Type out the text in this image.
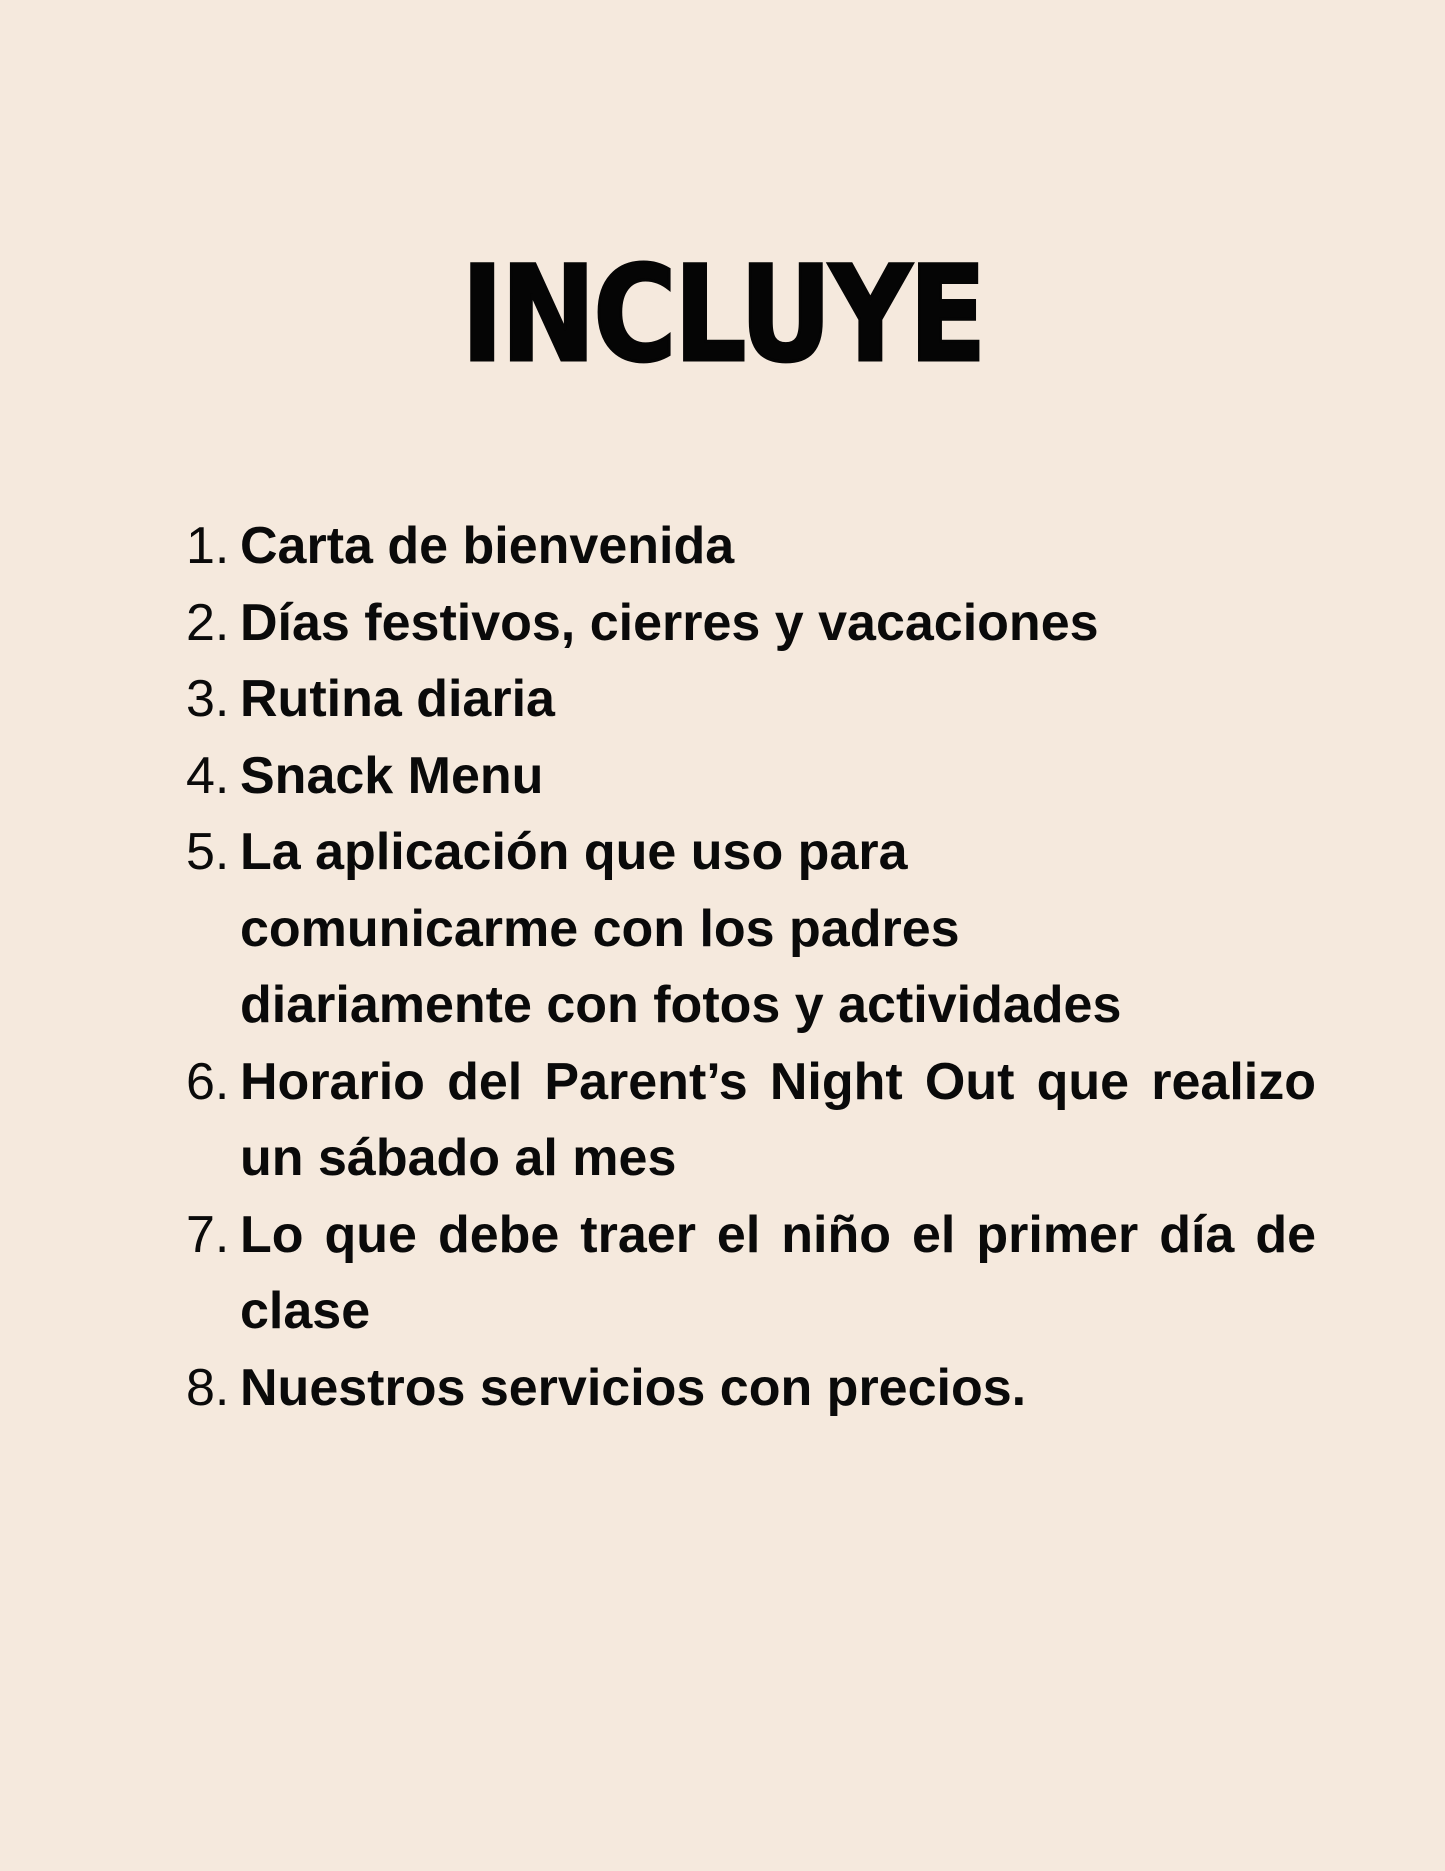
INCLUYE
1. Carta de bienvenida
2. Días festivos, cierres y vacaciones
3. Rutina diaria
4. Snack Menu
5. La aplicación que uso para
comunicarme con los padres
diariamente con fotos y actividades
6. Horario del Parent’s Night Out que realizo un sábado al mes
7. Lo que debe traer el niño el primer día de clase
8. Nuestros servicios con precios.
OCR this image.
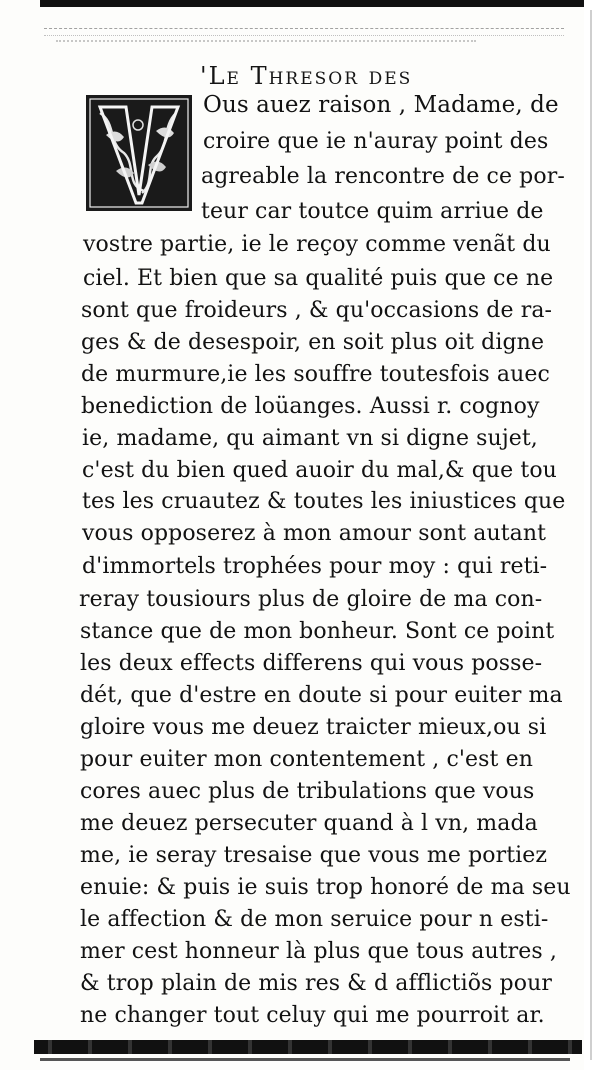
'Le Thresor des
Ous auez raison , Madame, de
croire que ie n'auray point des
agreable la rencontre de ce por-
teur car toutce quim arriue de
vostre partie, ie le reçoy comme venãt du
ciel. Et bien que sa qualité puis que ce ne
sont que froideurs , & qu'occasions de ra-
ges & de desespoir, en soit plus oit digne
de murmure,ie les souffre toutesfois auec
benediction de loüanges. Aussi r. cognoy
ie, madame, qu aimant vn si digne sujet,
c'est du bien qued auoir du mal,& que tou
tes les cruautez & toutes les iniustices que
vous opposerez à mon amour sont autant
d'immortels trophées pour moy : qui reti-
reray tousiours plus de gloire de ma con-
stance que de mon bonheur. Sont ce point
les deux effects differens qui vous posse-
dét, que d'estre en doute si pour euiter ma
gloire vous me deuez traicter mieux,ou si
pour euiter mon contentement , c'est en
cores auec plus de tribulations que vous
me deuez persecuter quand à l vn, mada
me, ie seray tresaise que vous me portiez
enuie: & puis ie suis trop honoré de ma seu
le affection & de mon seruice pour n esti-
mer cest honneur là plus que tous autres ,
& trop plain de mis res & d afflictiõs pour
ne changer tout celuy qui me pourroit ar.
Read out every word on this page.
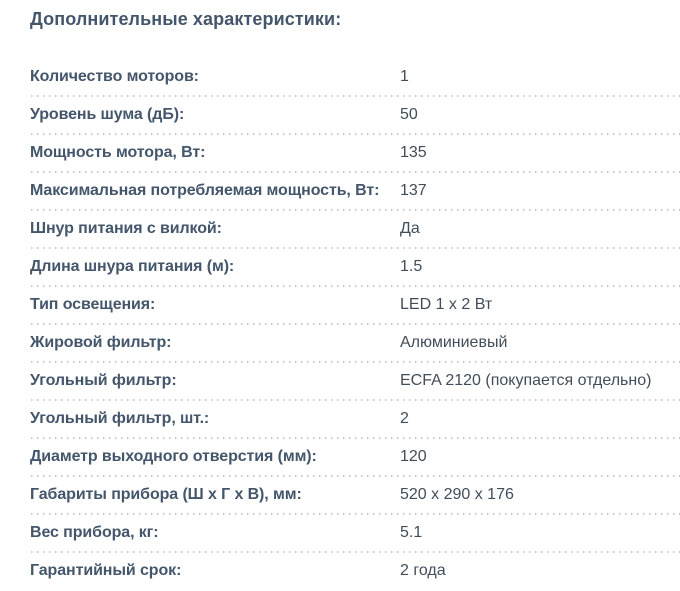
Дополнительные характеристики:
Количество моторов:	1
Уровень шума (дБ):	50
Мощность мотора, Вт:	135
Максимальная потребляемая мощность, Вт:	137
Шнур питания с вилкой:	Да
Длина шнура питания (м):	1.5
Тип освещения:	LED 1 x 2 Вт
Жировой фильтр:	Алюминиевый
Угольный фильтр:	ECFA 2120 (покупается отдельно)
Угольный фильтр, шт.:	2
Диаметр выходного отверстия (мм):	120
Габариты прибора (Ш х Г х В), мм:	520 x 290 x 176
Вес прибора, кг:	5.1
Гарантийный срок:	2 года
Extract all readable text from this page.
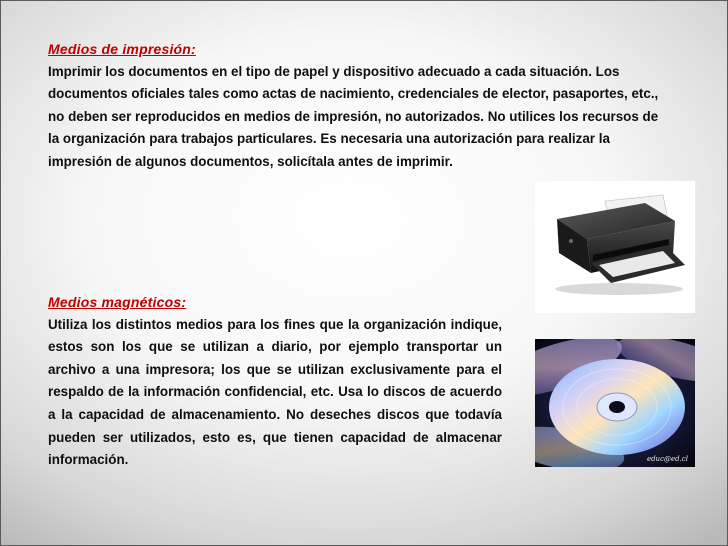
Medios de impresión:
Imprimir los documentos en el tipo de papel y dispositivo adecuado a cada situación. Los documentos oficiales tales como actas de nacimiento, credenciales de elector, pasaportes, etc., no deben ser reproducidos en medios de impresión, no autorizados. No utilices los recursos de la organización para trabajos particulares. Es necesaria una autorización para realizar la impresión de algunos documentos, solicítala antes de imprimir.
Medios magnéticos:
Utiliza los distintos medios para los fines que la organización indique, estos son los que se utilizan a diario, por ejemplo transportar un archivo a una impresora; los que se utilizan exclusivamente para el respaldo de la información confidencial, etc. Usa lo discos de acuerdo a la capacidad de almacenamiento. No deseches discos que todavía pueden ser utilizados, esto es, que tienen capacidad de almacenar información.	educ@ed.cl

## GIVEN PROBLEM
Collect each line holding the string "plus".

## RESPONSE
ges & de desespoir, en soit plus oit digne
reray tousiours plus de gloire de ma con-
cores auec plus de tribulations que vous
mer cest honneur là plus que tous autres ,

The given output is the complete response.